DATA SHOWN:
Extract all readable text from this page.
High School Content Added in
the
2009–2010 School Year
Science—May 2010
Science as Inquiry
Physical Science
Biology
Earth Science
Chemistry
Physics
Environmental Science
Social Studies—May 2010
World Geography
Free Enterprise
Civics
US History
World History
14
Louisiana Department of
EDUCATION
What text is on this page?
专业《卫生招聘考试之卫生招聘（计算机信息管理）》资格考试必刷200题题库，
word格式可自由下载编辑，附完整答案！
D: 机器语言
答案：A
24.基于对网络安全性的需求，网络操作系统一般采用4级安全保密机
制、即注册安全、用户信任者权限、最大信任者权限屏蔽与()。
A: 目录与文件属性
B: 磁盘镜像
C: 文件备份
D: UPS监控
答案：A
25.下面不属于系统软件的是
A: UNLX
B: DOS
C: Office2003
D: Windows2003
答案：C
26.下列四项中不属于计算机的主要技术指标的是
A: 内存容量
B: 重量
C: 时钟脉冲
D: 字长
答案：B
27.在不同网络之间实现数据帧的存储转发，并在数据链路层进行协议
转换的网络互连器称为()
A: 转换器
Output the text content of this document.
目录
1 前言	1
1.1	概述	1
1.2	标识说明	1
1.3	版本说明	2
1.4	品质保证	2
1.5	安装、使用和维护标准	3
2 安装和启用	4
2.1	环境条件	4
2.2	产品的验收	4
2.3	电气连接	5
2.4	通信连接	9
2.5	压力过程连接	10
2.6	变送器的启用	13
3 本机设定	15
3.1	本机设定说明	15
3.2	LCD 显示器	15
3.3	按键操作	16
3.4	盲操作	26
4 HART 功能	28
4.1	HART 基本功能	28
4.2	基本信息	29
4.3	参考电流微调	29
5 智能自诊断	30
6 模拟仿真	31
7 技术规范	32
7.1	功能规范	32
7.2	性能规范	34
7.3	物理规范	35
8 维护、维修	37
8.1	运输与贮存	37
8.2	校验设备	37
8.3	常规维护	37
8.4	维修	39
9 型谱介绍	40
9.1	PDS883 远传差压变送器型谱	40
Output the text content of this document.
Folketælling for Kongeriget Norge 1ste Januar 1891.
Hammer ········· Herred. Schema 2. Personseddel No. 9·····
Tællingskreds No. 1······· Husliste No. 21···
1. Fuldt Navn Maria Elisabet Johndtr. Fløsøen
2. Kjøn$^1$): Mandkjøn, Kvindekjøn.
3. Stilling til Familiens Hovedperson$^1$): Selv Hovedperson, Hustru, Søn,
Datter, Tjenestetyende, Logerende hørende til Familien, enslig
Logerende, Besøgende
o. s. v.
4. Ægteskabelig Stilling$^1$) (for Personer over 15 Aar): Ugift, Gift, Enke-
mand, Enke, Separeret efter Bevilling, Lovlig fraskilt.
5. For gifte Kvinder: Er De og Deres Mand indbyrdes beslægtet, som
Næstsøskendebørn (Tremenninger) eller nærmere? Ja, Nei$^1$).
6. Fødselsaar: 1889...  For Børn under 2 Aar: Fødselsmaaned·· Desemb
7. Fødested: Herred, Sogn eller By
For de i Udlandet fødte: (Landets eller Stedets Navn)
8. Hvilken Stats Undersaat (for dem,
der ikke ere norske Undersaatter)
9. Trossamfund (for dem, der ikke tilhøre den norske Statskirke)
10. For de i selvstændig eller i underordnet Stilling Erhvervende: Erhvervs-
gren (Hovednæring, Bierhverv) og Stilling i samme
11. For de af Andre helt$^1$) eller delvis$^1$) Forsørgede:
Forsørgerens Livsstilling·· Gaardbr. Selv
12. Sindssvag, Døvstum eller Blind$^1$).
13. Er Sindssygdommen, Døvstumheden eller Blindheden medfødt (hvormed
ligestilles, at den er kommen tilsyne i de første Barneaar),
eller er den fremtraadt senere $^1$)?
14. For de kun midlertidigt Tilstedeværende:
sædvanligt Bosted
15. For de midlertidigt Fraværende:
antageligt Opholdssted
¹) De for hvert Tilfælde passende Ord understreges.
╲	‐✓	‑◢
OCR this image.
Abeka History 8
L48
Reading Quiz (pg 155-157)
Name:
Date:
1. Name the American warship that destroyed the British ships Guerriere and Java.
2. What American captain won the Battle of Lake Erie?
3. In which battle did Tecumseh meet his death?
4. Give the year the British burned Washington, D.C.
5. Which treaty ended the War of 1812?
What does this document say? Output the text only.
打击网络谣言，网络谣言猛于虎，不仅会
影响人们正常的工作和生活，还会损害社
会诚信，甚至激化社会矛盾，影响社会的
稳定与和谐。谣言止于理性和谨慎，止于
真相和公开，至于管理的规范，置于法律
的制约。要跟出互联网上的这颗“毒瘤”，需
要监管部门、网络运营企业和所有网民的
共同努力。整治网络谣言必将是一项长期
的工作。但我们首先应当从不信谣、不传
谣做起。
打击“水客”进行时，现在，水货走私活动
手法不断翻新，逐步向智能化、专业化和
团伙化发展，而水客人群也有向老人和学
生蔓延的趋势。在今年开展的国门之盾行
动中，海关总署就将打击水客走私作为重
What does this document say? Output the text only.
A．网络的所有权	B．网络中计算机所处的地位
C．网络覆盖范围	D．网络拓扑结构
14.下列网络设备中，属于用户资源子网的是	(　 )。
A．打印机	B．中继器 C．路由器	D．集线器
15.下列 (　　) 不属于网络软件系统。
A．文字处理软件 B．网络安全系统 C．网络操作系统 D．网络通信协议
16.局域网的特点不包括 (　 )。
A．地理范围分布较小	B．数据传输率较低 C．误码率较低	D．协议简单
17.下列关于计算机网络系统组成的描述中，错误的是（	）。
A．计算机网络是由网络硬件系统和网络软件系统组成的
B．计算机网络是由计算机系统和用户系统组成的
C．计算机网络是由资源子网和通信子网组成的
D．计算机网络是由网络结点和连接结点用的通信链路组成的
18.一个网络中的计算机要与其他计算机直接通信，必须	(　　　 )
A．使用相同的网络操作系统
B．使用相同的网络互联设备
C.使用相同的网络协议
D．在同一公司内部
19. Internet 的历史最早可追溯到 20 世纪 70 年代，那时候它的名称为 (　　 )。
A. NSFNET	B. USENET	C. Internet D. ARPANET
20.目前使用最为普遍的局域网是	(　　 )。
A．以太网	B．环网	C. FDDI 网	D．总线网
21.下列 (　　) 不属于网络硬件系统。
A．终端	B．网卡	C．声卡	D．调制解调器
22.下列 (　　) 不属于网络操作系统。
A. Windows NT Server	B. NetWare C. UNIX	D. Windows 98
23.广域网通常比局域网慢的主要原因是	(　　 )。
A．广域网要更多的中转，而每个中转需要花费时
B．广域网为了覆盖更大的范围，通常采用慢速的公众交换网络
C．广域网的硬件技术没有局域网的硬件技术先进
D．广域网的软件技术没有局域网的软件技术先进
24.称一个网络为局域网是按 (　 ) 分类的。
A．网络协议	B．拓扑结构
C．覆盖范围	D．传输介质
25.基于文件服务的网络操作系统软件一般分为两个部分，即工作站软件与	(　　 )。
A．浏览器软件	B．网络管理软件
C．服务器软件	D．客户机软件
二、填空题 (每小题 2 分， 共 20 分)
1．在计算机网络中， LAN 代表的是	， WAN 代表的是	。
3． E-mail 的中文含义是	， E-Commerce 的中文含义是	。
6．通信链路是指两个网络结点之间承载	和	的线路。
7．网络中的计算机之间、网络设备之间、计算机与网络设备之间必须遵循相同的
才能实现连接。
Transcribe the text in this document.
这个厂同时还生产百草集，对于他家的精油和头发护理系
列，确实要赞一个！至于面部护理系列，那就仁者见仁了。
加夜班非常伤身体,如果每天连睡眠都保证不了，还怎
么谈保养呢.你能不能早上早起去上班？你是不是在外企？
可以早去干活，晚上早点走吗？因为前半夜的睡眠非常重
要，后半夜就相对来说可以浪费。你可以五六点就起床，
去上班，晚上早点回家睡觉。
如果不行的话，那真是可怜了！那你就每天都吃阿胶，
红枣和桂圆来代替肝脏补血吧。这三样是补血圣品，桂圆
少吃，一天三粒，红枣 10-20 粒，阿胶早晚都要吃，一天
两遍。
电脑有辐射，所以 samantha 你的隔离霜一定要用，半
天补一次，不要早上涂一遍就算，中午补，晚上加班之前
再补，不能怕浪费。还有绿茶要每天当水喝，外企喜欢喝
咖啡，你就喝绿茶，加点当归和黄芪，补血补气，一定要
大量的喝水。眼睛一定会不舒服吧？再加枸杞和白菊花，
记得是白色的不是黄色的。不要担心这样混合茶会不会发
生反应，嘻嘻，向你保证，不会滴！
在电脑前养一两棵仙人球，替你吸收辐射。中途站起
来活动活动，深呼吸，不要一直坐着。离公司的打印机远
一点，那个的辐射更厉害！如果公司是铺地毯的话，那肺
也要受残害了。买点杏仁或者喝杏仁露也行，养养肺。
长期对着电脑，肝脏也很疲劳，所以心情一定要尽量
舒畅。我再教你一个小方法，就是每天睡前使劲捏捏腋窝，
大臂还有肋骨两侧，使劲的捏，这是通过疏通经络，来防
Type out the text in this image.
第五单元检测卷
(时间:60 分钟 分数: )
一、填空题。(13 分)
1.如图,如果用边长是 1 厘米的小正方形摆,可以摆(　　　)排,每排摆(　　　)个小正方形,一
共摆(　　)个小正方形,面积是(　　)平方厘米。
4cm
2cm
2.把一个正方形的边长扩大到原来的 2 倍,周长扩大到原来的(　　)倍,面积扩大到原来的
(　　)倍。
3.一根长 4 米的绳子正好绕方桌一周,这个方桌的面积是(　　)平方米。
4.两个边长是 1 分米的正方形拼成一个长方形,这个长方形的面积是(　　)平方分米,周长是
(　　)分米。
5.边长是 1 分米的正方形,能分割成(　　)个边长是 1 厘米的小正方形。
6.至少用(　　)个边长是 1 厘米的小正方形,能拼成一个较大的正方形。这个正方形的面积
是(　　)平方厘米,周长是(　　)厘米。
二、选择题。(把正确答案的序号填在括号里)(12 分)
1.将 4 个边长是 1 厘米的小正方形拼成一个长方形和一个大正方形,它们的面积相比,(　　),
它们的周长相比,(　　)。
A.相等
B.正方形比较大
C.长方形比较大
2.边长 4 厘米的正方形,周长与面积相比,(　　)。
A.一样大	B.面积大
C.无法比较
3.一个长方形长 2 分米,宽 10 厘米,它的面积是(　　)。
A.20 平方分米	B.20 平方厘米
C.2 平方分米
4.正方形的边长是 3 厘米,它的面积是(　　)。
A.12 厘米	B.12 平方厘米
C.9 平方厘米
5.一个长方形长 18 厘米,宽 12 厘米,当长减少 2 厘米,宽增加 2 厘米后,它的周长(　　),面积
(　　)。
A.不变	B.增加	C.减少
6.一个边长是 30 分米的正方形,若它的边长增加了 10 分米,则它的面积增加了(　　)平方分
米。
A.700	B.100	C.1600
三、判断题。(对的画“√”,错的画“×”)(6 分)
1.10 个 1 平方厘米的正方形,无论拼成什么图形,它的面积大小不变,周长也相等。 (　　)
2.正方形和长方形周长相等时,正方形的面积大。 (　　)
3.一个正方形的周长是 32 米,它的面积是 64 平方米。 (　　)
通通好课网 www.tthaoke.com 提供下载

PROBLEM REQUIREMENTS: Your answer should consist only of the lines from the one with "Transcribe the text in this document." through the end of the data above, reproduced exactly.

WRITTEN REPLY:
Transcribe the text in this document.
这个厂同时还生产百草集，对于他家的精油和头发护理系
列，确实要赞一个！至于面部护理系列，那就仁者见仁了。
加夜班非常伤身体,如果每天连睡眠都保证不了，还怎
么谈保养呢.你能不能早上早起去上班？你是不是在外企？
可以早去干活，晚上早点走吗？因为前半夜的睡眠非常重
要，后半夜就相对来说可以浪费。你可以五六点就起床，
去上班，晚上早点回家睡觉。
如果不行的话，那真是可怜了！那你就每天都吃阿胶，
红枣和桂圆来代替肝脏补血吧。这三样是补血圣品，桂圆
少吃，一天三粒，红枣 10-20 粒，阿胶早晚都要吃，一天
两遍。
电脑有辐射，所以 samantha 你的隔离霜一定要用，半
天补一次，不要早上涂一遍就算，中午补，晚上加班之前
再补，不能怕浪费。还有绿茶要每天当水喝，外企喜欢喝
咖啡，你就喝绿茶，加点当归和黄芪，补血补气，一定要
大量的喝水。眼睛一定会不舒服吧？再加枸杞和白菊花，
记得是白色的不是黄色的。不要担心这样混合茶会不会发
生反应，嘻嘻，向你保证，不会滴！
在电脑前养一两棵仙人球，替你吸收辐射。中途站起
来活动活动，深呼吸，不要一直坐着。离公司的打印机远
一点，那个的辐射更厉害！如果公司是铺地毯的话，那肺
也要受残害了。买点杏仁或者喝杏仁露也行，养养肺。
长期对着电脑，肝脏也很疲劳，所以心情一定要尽量
舒畅。我再教你一个小方法，就是每天睡前使劲捏捏腋窝，
大臂还有肋骨两侧，使劲的捏，这是通过疏通经络，来防
Type out the text in this image.
第五单元检测卷
(时间:60 分钟 分数: )
一、填空题。(13 分)
1.如图,如果用边长是 1 厘米的小正方形摆,可以摆(　　　)排,每排摆(　　　)个小正方形,一
共摆(　　)个小正方形,面积是(　　)平方厘米。
4cm
2cm
2.把一个正方形的边长扩大到原来的 2 倍,周长扩大到原来的(　　)倍,面积扩大到原来的
(　　)倍。
3.一根长 4 米的绳子正好绕方桌一周,这个方桌的面积是(　　)平方米。
4.两个边长是 1 分米的正方形拼成一个长方形,这个长方形的面积是(　　)平方分米,周长是
(　　)分米。
5.边长是 1 分米的正方形,能分割成(　　)个边长是 1 厘米的小正方形。
6.至少用(　　)个边长是 1 厘米的小正方形,能拼成一个较大的正方形。这个正方形的面积
是(　　)平方厘米,周长是(　　)厘米。
二、选择题。(把正确答案的序号填在括号里)(12 分)
1.将 4 个边长是 1 厘米的小正方形拼成一个长方形和一个大正方形,它们的面积相比,(　　),
它们的周长相比,(　　)。
A.相等
B.正方形比较大
C.长方形比较大
2.边长 4 厘米的正方形,周长与面积相比,(　　)。
A.一样大	B.面积大
C.无法比较
3.一个长方形长 2 分米,宽 10 厘米,它的面积是(　　)。
A.20 平方分米	B.20 平方厘米
C.2 平方分米
4.正方形的边长是 3 厘米,它的面积是(　　)。
A.12 厘米	B.12 平方厘米
C.9 平方厘米
5.一个长方形长 18 厘米,宽 12 厘米,当长减少 2 厘米,宽增加 2 厘米后,它的周长(　　),面积
(　　)。
A.不变	B.增加	C.减少
6.一个边长是 30 分米的正方形,若它的边长增加了 10 分米,则它的面积增加了(　　)平方分
米。
A.700	B.100	C.1600
三、判断题。(对的画“√”,错的画“×”)(6 分)
1.10 个 1 平方厘米的正方形,无论拼成什么图形,它的面积大小不变,周长也相等。 (　　)
2.正方形和长方形周长相等时,正方形的面积大。 (　　)
3.一个正方形的周长是 32 米,它的面积是 64 平方米。 (　　)
通通好课网 www.tthaoke.com 提供下载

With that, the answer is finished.